:: RECORD SET

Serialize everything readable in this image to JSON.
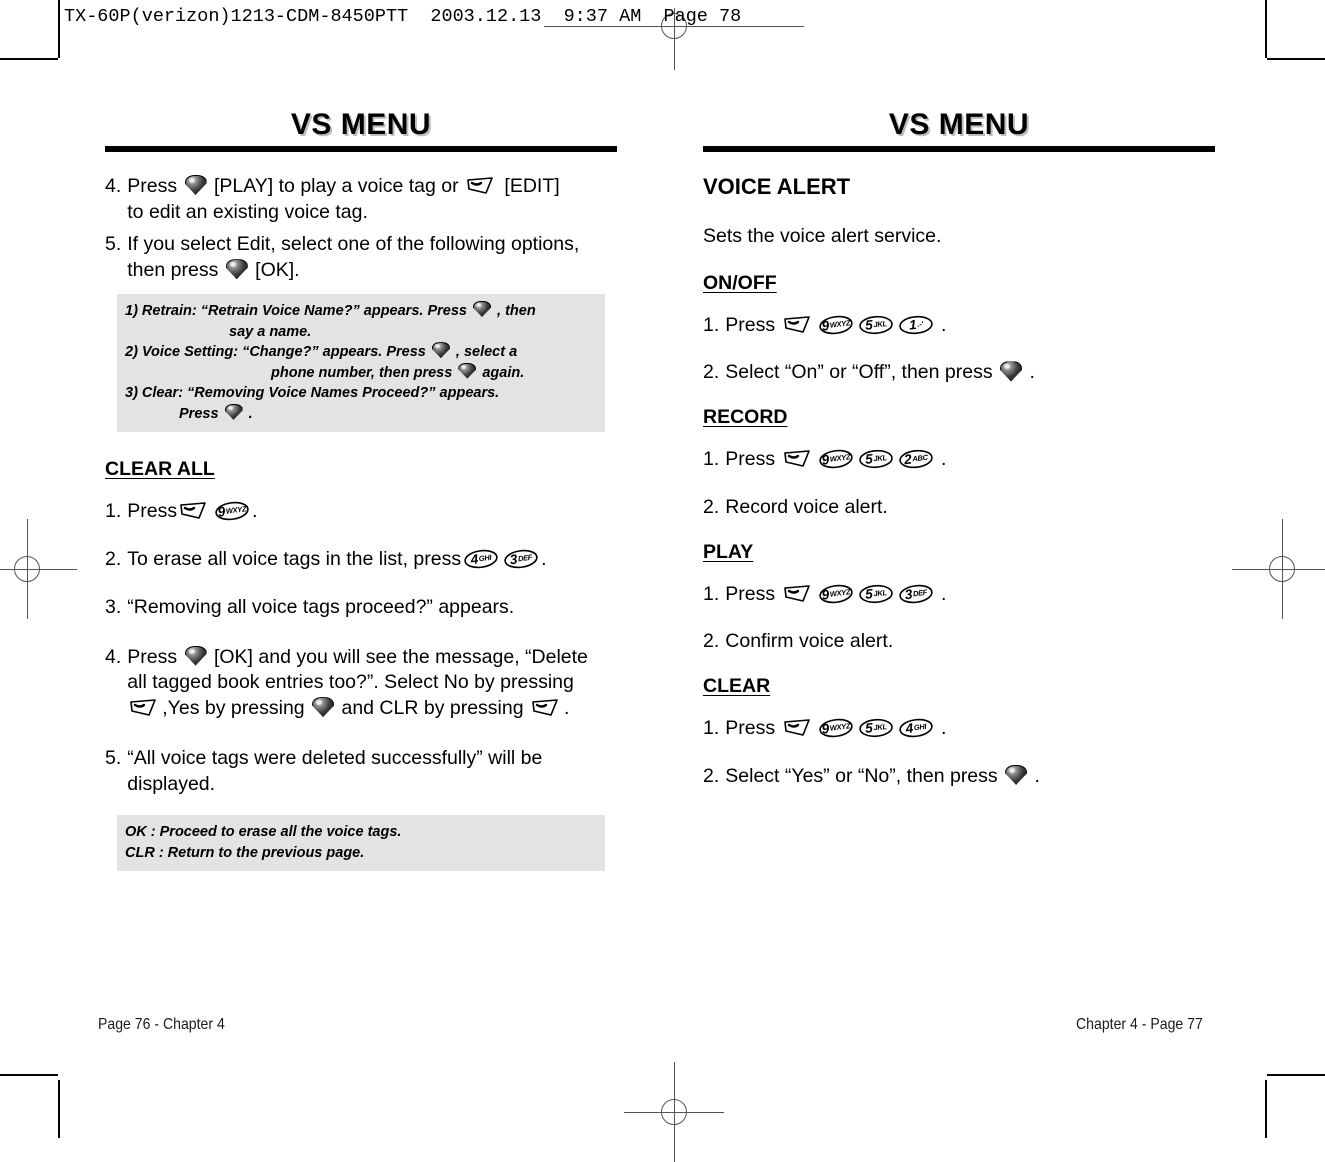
{
  "slug": "TX-60P(verizon)1213-CDM-8450PTT  2003.12.13  9:37 AM  Page 78",
  "left_page": {
    "title": "VS MENU",
    "steps_top": [
      {
        "num": "4.",
        "text": "Press [OK-KEY] [PLAY] to play a voice tag or [CLR-KEY] [EDIT] to edit an existing voice tag.",
        "parts": [
          "Press ",
          " [PLAY] to play a voice tag or ",
          " [EDIT]",
          "to edit an existing voice tag."
        ]
      },
      {
        "num": "5.",
        "text": "If you select Edit, select one of the following options, then press [OK-KEY] [OK]."
      }
    ],
    "step4_a": "Press",
    "step4_b": "[PLAY] to play a voice tag or",
    "step4_c": "[EDIT]",
    "step4_d": "to edit an existing voice tag.",
    "step5_a": "If you select Edit, select one of the following options,",
    "step5_b": "then press",
    "step5_c": "[OK].",
    "notebox_top": [
      {
        "indent": 0,
        "pre": "1) Retrain: “Retrain Voice Name?” appears. Press",
        "post": ", then"
      },
      {
        "indent": 1,
        "pre": "say a name.",
        "post": ""
      },
      {
        "indent": 0,
        "pre": "2) Voice Setting: “Change?” appears. Press",
        "post": ", select a"
      },
      {
        "indent": 2,
        "pre": "phone number, then press",
        "post": "again."
      },
      {
        "indent": 0,
        "pre": "3) Clear: “Removing Voice Names Proceed?” appears.",
        "post": ""
      },
      {
        "indent": 3,
        "pre": "Press",
        "post": "."
      }
    ],
    "clear_all_heading": "CLEAR ALL",
    "clear_all": {
      "s1_num": "1.",
      "s1_a": "Press",
      "s1_end": ".",
      "s2_num": "2.",
      "s2_a": "To erase all voice tags in the list, press",
      "s2_end": ".",
      "s3_num": "3.",
      "s3_a": "“Removing all voice tags proceed?” appears.",
      "s4_num": "4.",
      "s4_l1a": "Press",
      "s4_l1b": "[OK] and you will see the message, “Delete",
      "s4_l2": "all tagged book entries too?”.  Select No by pressing",
      "s4_l3a": ",Yes by pressing",
      "s4_l3b": "and CLR by pressing",
      "s4_l3c": ".",
      "s5_num": "5.",
      "s5_l1": "“All voice tags were deleted successfully” will be",
      "s5_l2": "displayed."
    },
    "notebox_bottom": [
      "OK : Proceed to erase all the voice tags.",
      "CLR : Return to the previous page."
    ],
    "footer": "Page 76 - Chapter 4"
  },
  "right_page": {
    "title": "VS MENU",
    "section_heading": "VOICE ALERT",
    "section_desc": "Sets the voice alert service.",
    "onoff": {
      "heading": "ON/OFF",
      "s1_num": "1.",
      "s1_a": "Press",
      "s1_end": ".",
      "s1_keys": [
        "CLR",
        "9",
        "5",
        "1"
      ],
      "s2_num": "2.",
      "s2_a": "Select “On” or “Off”, then press",
      "s2_end": "."
    },
    "record": {
      "heading": "RECORD",
      "s1_num": "1.",
      "s1_a": "Press",
      "s1_end": ".",
      "s1_keys": [
        "CLR",
        "9",
        "5",
        "2"
      ],
      "s2_num": "2.",
      "s2_a": "Record voice alert."
    },
    "play": {
      "heading": "PLAY",
      "s1_num": "1.",
      "s1_a": "Press",
      "s1_end": ".",
      "s1_keys": [
        "CLR",
        "9",
        "5",
        "3"
      ],
      "s2_num": "2.",
      "s2_a": "Confirm voice alert."
    },
    "clear": {
      "heading": "CLEAR",
      "s1_num": "1.",
      "s1_a": "Press",
      "s1_end": ".",
      "s1_keys": [
        "CLR",
        "9",
        "5",
        "4"
      ],
      "s2_num": "2.",
      "s2_a": "Select “Yes” or “No”, then press",
      "s2_end": "."
    },
    "footer": "Chapter 4 - Page 77"
  },
  "keys": {
    "k1": {
      "digit": "1",
      "letters": ".-'"
    },
    "k2": {
      "digit": "2",
      "letters": "ABC"
    },
    "k3": {
      "digit": "3",
      "letters": "DEF"
    },
    "k4": {
      "digit": "4",
      "letters": "GHI"
    },
    "k5": {
      "digit": "5",
      "letters": "JKL"
    },
    "k9": {
      "digit": "9",
      "letters": "WXYZ"
    }
  },
  "colors": {
    "note_box_bg": "#e3e3e3",
    "title_shadow": "#bdbdbd",
    "ink": "#000000",
    "reg_mark": "#555555"
  }
}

::::

## STATED PROBLEM
Pull out every line above that holds the word "post".

## EXERCISE SOLUTION
        "post": ", then"
        "post": ""
        "post": ", select a"
        "post": "again."
        "post": ""
        "post": "."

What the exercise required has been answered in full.